--- begin ---
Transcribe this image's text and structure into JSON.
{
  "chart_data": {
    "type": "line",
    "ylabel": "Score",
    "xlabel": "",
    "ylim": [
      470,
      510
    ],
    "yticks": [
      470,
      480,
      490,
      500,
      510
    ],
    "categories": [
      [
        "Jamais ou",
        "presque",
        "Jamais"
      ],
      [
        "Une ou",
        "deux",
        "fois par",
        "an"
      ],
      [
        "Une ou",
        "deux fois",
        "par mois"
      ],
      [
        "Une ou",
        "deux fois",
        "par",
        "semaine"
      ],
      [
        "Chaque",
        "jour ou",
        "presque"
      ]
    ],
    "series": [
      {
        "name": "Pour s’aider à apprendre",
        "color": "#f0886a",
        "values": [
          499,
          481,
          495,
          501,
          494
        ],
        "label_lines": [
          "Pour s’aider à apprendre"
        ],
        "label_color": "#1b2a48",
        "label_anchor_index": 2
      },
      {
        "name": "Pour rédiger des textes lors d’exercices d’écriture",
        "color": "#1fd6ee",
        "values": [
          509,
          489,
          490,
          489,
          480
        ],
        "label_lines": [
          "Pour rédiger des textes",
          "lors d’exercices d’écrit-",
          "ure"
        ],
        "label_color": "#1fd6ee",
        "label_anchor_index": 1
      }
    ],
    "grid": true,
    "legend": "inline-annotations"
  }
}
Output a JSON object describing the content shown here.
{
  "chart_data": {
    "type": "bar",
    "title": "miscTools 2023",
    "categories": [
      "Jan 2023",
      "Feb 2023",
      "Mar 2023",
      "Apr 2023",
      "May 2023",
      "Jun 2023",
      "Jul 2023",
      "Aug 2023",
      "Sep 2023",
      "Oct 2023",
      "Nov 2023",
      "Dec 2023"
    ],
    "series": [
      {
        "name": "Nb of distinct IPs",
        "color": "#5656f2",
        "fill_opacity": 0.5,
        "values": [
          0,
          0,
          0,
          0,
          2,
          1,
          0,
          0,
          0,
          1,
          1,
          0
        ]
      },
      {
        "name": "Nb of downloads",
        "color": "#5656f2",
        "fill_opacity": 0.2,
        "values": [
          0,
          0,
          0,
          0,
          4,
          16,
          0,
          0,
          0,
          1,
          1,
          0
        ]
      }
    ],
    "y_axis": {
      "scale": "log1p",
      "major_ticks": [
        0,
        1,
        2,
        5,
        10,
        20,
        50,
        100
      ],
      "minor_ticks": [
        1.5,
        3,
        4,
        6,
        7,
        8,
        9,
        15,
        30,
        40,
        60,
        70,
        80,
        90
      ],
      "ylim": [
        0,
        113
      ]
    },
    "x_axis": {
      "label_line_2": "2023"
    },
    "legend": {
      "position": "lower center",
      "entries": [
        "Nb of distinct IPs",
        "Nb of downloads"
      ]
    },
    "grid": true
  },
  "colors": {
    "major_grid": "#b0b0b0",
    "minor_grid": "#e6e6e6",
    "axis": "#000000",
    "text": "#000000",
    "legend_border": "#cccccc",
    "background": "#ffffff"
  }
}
--- end ---
*TASK DETAILS*.
Show every line in the records above that contains the word "JSON".

*ANSWER FOR THIS EXERCISE*.
Transcribe this image's text and structure into JSON.
Output a JSON object describing the content shown here.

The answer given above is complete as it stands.